BEGIN Records to use

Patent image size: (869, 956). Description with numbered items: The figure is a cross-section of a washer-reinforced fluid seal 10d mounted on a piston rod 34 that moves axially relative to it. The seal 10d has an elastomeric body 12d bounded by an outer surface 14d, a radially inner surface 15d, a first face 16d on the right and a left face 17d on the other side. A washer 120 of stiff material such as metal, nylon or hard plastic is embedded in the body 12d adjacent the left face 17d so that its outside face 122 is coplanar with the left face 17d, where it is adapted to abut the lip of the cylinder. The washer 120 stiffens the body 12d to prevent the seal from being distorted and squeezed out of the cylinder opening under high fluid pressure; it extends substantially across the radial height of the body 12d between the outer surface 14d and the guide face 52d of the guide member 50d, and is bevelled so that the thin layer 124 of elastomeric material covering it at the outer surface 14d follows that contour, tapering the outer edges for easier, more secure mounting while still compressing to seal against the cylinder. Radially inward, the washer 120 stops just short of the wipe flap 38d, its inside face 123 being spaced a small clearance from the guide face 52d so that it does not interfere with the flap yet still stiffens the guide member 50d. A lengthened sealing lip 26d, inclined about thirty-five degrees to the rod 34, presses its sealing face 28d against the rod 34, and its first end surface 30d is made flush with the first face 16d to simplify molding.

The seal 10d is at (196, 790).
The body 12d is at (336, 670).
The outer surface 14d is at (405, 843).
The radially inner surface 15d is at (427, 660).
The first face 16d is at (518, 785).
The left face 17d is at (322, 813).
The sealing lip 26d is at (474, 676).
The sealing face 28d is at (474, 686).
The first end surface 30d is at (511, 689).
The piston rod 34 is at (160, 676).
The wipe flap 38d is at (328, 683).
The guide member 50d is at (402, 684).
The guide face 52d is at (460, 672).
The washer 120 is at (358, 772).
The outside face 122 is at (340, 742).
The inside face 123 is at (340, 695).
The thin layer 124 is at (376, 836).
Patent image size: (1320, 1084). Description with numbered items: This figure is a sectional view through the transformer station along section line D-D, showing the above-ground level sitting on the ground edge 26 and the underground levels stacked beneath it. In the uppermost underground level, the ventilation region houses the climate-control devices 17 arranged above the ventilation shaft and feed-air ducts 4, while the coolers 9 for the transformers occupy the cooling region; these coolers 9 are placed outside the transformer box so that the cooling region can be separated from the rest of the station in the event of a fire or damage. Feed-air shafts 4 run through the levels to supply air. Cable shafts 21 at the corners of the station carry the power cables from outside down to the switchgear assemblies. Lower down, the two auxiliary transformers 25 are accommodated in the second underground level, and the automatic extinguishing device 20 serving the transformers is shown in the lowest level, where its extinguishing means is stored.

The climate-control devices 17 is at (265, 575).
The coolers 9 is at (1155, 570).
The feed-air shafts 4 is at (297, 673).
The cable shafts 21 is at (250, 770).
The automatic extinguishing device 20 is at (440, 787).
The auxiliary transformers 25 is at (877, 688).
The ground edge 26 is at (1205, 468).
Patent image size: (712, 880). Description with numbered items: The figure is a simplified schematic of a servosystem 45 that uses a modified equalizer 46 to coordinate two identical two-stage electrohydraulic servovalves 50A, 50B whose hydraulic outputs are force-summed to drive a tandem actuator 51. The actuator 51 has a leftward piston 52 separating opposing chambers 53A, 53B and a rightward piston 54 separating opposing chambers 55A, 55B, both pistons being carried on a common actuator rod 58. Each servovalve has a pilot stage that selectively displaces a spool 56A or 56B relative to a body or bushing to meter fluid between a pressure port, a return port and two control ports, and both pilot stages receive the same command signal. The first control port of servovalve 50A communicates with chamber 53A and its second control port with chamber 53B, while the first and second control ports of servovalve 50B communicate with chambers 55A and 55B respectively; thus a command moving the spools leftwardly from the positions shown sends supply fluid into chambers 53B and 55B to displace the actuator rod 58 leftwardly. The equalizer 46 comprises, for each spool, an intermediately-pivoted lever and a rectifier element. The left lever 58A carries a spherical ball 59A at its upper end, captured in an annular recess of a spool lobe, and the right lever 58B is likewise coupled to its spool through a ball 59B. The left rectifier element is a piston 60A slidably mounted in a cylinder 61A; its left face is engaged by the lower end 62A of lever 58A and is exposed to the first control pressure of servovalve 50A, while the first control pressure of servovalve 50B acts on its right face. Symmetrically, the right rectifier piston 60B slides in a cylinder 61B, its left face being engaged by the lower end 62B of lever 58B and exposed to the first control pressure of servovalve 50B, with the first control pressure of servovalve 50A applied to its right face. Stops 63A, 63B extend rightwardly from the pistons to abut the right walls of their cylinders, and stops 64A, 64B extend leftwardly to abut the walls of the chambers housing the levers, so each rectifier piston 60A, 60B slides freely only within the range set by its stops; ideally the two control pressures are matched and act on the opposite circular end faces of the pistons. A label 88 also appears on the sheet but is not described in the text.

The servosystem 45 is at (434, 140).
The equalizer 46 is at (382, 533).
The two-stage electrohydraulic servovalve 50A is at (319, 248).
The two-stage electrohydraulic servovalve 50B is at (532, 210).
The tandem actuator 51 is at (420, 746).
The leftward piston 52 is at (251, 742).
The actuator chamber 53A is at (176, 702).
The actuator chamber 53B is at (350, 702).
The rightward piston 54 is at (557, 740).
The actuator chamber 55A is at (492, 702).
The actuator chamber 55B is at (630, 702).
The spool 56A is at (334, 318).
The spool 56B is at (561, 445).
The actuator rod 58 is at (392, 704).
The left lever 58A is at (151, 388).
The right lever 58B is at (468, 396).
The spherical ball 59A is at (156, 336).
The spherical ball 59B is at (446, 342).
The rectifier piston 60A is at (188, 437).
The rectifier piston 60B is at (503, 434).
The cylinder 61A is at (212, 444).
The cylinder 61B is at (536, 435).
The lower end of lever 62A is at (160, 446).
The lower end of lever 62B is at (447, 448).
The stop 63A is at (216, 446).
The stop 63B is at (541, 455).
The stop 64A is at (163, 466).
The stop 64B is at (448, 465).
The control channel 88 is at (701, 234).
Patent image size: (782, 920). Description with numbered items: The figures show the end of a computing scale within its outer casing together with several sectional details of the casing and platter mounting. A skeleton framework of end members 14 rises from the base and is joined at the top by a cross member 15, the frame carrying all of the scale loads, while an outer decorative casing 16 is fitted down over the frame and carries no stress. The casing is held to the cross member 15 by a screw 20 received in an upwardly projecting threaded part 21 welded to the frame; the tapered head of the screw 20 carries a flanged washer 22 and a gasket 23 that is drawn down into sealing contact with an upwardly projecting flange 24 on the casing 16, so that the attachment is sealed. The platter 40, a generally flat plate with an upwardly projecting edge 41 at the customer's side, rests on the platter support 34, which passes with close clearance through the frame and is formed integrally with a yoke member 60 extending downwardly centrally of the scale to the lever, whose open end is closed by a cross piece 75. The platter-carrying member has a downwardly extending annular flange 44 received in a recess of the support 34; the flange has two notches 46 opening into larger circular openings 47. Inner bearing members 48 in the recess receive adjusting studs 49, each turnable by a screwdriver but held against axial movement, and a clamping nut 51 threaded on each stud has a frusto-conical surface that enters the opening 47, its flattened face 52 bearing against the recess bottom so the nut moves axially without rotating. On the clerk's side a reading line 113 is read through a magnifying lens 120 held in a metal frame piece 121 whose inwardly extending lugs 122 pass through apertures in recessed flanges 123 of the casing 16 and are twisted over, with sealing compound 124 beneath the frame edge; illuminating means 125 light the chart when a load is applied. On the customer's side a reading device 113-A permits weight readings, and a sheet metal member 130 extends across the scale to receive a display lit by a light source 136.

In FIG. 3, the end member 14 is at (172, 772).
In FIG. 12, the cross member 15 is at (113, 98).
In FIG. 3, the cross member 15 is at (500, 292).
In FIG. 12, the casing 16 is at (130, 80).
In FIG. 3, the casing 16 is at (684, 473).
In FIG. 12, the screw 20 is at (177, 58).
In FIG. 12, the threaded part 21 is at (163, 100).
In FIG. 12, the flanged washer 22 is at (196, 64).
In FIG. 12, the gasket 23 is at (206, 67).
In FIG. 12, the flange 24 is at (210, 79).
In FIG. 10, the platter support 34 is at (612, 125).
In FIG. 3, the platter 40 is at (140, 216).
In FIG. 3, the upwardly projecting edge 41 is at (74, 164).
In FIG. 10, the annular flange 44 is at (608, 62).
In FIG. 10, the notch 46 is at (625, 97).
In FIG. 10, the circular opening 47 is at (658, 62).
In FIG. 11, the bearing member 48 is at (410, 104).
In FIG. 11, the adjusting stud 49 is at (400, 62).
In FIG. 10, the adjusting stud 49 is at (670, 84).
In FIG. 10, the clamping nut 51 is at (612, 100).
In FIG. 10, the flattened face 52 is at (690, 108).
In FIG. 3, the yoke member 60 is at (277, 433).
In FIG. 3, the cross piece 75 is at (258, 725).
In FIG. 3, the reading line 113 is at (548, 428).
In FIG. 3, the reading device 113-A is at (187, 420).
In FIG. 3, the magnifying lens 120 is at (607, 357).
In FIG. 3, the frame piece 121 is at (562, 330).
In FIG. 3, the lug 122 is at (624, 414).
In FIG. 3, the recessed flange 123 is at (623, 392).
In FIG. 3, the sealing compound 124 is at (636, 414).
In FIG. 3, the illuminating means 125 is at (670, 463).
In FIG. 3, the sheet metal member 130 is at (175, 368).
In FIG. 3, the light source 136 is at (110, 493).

END Records to use

Task brief | Echo the records from the line containing "Patent image size: (1320, 1084)." through the line containing "The ground edge 26 is at (1205, 468).", both included, reproducing each line unchanged.

Response to this task |
Patent image size: (1320, 1084). Description with numbered items: This figure is a sectional view through the transformer station along section line D-D, showing the above-ground level sitting on the ground edge 26 and the underground levels stacked beneath it. In the uppermost underground level, the ventilation region houses the climate-control devices 17 arranged above the ventilation shaft and feed-air ducts 4, while the coolers 9 for the transformers occupy the cooling region; these coolers 9 are placed outside the transformer box so that the cooling region can be separated from the rest of the station in the event of a fire or damage. Feed-air shafts 4 run through the levels to supply air. Cable shafts 21 at the corners of the station carry the power cables from outside down to the switchgear assemblies. Lower down, the two auxiliary transformers 25 are accommodated in the second underground level, and the automatic extinguishing device 20 serving the transformers is shown in the lowest level, where its extinguishing means is stored.

The climate-control devices 17 is at (265, 575).
The coolers 9 is at (1155, 570).
The feed-air shafts 4 is at (297, 673).
The cable shafts 21 is at (250, 770).
The automatic extinguishing device 20 is at (440, 787).
The auxiliary transformers 25 is at (877, 688).
The ground edge 26 is at (1205, 468).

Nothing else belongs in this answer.